--- Start ---
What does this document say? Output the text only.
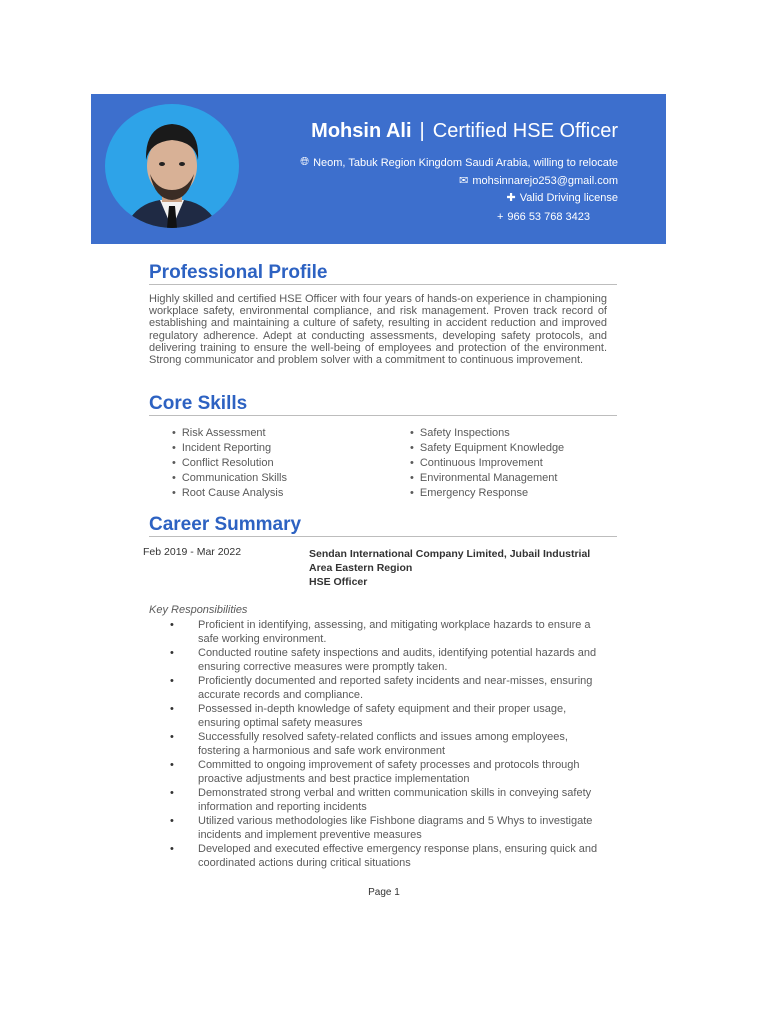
Mohsin Ali | Certified HSE Officer
🌐︎ Neom, Tabuk Region Kingdom Saudi Arabia, willing to relocate
✉ mohsinnarejo253@gmail.com
✚ Valid Driving license
+ 966 53 768 3423
Professional Profile
Highly skilled and certified HSE Officer with four years of hands-on experience in championing workplace safety, environmental compliance, and risk management. Proven track record of establishing and maintaining a culture of safety, resulting in accident reduction and improved regulatory adherence. Adept at conducting assessments, developing safety protocols, and delivering training to ensure the well-being of employees and protection of the environment. Strong communicator and problem solver with a commitment to continuous improvement.
Core Skills
• Risk Assessment
• Incident Reporting
• Conflict Resolution
• Communication Skills
• Root Cause Analysis
• Safety Inspections
• Safety Equipment Knowledge
• Continuous Improvement
• Environmental Management
• Emergency Response
Career Summary
Feb 2019 - Mar 2022	Sendan International Company Limited, Jubail Industrial
Area Eastern Region
HSE Officer
Key Responsibilities
• Proficient in identifying, assessing, and mitigating workplace hazards to ensure a safe working environment.
• Conducted routine safety inspections and audits, identifying potential hazards and ensuring corrective measures were promptly taken.
• Proficiently documented and reported safety incidents and near-misses, ensuring accurate records and compliance.
• Possessed in-depth knowledge of safety equipment and their proper usage, ensuring optimal safety measures
• Successfully resolved safety-related conflicts and issues among employees, fostering a harmonious and safe work environment
• Committed to ongoing improvement of safety processes and protocols through proactive adjustments and best practice implementation
• Demonstrated strong verbal and written communication skills in conveying safety information and reporting incidents
• Utilized various methodologies like Fishbone diagrams and 5 Whys to investigate incidents and implement preventive measures
• Developed and executed effective emergency response plans, ensuring quick and coordinated actions during critical situations
Page 1
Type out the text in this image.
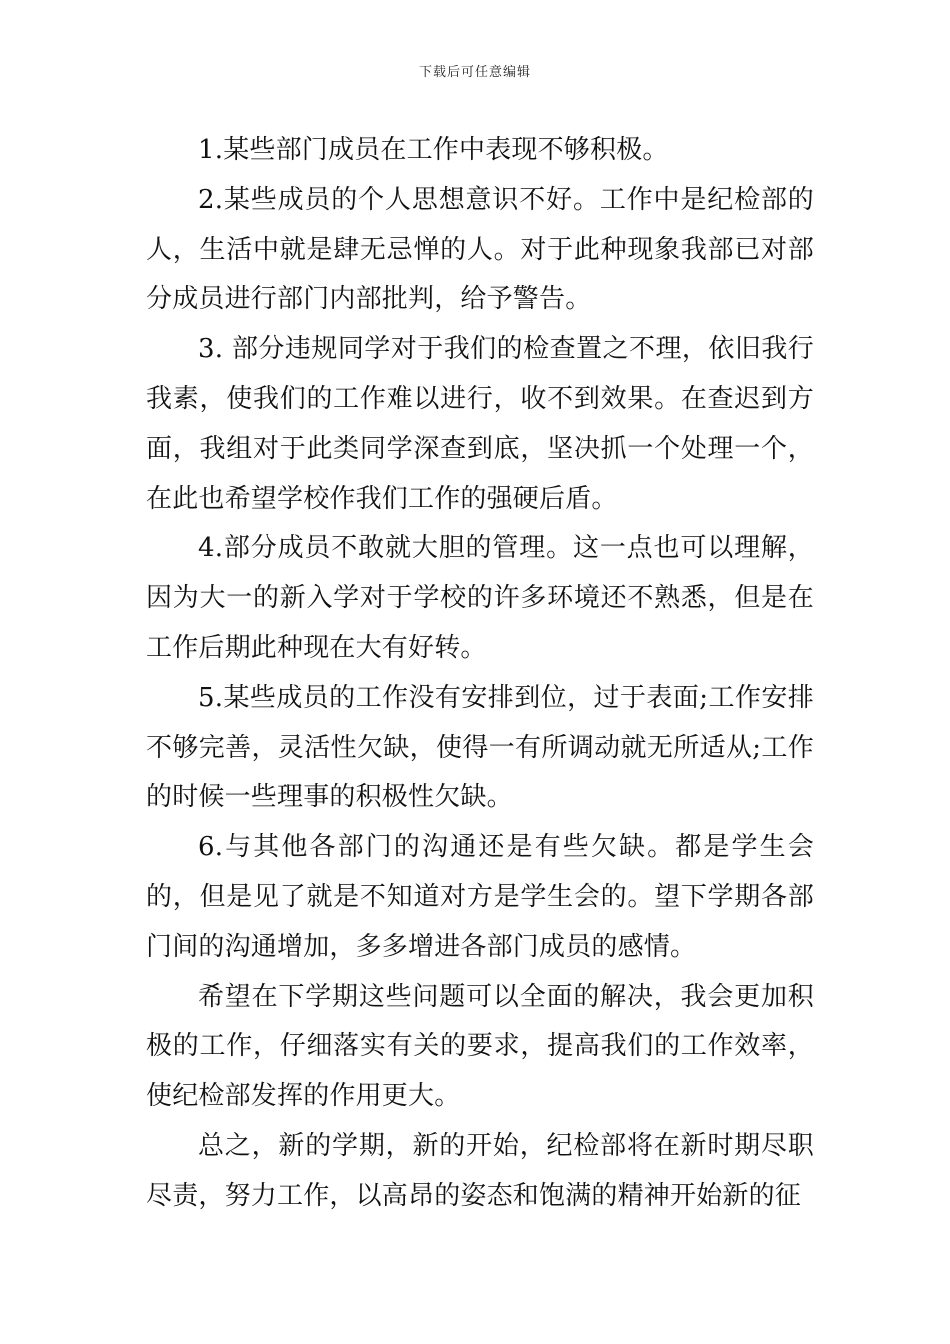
下载后可任意编辑

1.某些部门成员在工作中表现不够积极。

2.某些成员的个人思想意识不好。工作中是纪检部的人，生活中就是肆无忌惮的人。对于此种现象我部已对部分成员进行部门内部批判，给予警告。

3. 部分违规同学对于我们的检查置之不理，依旧我行我素，使我们的工作难以进行，收不到效果。在查迟到方面，我组对于此类同学深查到底，坚决抓一个处理一个，在此也希望学校作我们工作的强硬后盾。

4.部分成员不敢就大胆的管理。这一点也可以理解，因为大一的新入学对于学校的许多环境还不熟悉，但是在工作后期此种现在大有好转。

5.某些成员的工作没有安排到位，过于表面;工作安排不够完善，灵活性欠缺，使得一有所调动就无所适从;工作的时候一些理事的积极性欠缺。

6.与其他各部门的沟通还是有些欠缺。都是学生会的，但是见了就是不知道对方是学生会的。望下学期各部门间的沟通增加，多多增进各部门成员的感情。

希望在下学期这些问题可以全面的解决，我会更加积极的工作，仔细落实有关的要求，提高我们的工作效率，使纪检部发挥的作用更大。

总之，新的学期，新的开始，纪检部将在新时期尽职尽责，努力工作，以高昂的姿态和饱满的精神开始新的征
--- End ---
Every record above must be given again exactly; drop the pictures.

What does this document say? Output the text only.
Mohsin Ali | Certified HSE Officer
🌐︎ Neom, Tabuk Region Kingdom Saudi Arabia, willing to relocate
✉ mohsinnarejo253@gmail.com
✚ Valid Driving license
+ 966 53 768 3423
Professional Profile
Highly skilled and certified HSE Officer with four years of hands-on experience in championing workplace safety, environmental compliance, and risk management. Proven track record of establishing and maintaining a culture of safety, resulting in accident reduction and improved regulatory adherence. Adept at conducting assessments, developing safety protocols, and delivering training to ensure the well-being of employees and protection of the environment. Strong communicator and problem solver with a commitment to continuous improvement.
Core Skills
• Risk Assessment
• Incident Reporting
• Conflict Resolution
• Communication Skills
• Root Cause Analysis
• Safety Inspections
• Safety Equipment Knowledge
• Continuous Improvement
• Environmental Management
• Emergency Response
Career Summary
Feb 2019 - Mar 2022	Sendan International Company Limited, Jubail Industrial
Area Eastern Region
HSE Officer
Key Responsibilities
• Proficient in identifying, assessing, and mitigating workplace hazards to ensure a safe working environment.
• Conducted routine safety inspections and audits, identifying potential hazards and ensuring corrective measures were promptly taken.
• Proficiently documented and reported safety incidents and near-misses, ensuring accurate records and compliance.
• Possessed in-depth knowledge of safety equipment and their proper usage, ensuring optimal safety measures
• Successfully resolved safety-related conflicts and issues among employees, fostering a harmonious and safe work environment
• Committed to ongoing improvement of safety processes and protocols through proactive adjustments and best practice implementation
• Demonstrated strong verbal and written communication skills in conveying safety information and reporting incidents
• Utilized various methodologies like Fishbone diagrams and 5 Whys to investigate incidents and implement preventive measures
• Developed and executed effective emergency response plans, ensuring quick and coordinated actions during critical situations
Page 1
Type out the text in this image.
下载后可任意编辑

1.某些部门成员在工作中表现不够积极。

2.某些成员的个人思想意识不好。工作中是纪检部的人，生活中就是肆无忌惮的人。对于此种现象我部已对部分成员进行部门内部批判，给予警告。

3. 部分违规同学对于我们的检查置之不理，依旧我行我素，使我们的工作难以进行，收不到效果。在查迟到方面，我组对于此类同学深查到底，坚决抓一个处理一个，在此也希望学校作我们工作的强硬后盾。

4.部分成员不敢就大胆的管理。这一点也可以理解，因为大一的新入学对于学校的许多环境还不熟悉，但是在工作后期此种现在大有好转。

5.某些成员的工作没有安排到位，过于表面;工作安排不够完善，灵活性欠缺，使得一有所调动就无所适从;工作的时候一些理事的积极性欠缺。

6.与其他各部门的沟通还是有些欠缺。都是学生会的，但是见了就是不知道对方是学生会的。望下学期各部门间的沟通增加，多多增进各部门成员的感情。

希望在下学期这些问题可以全面的解决，我会更加积极的工作，仔细落实有关的要求，提高我们的工作效率，使纪检部发挥的作用更大。

总之，新的学期，新的开始，纪检部将在新时期尽职尽责，努力工作，以高昂的姿态和饱满的精神开始新的征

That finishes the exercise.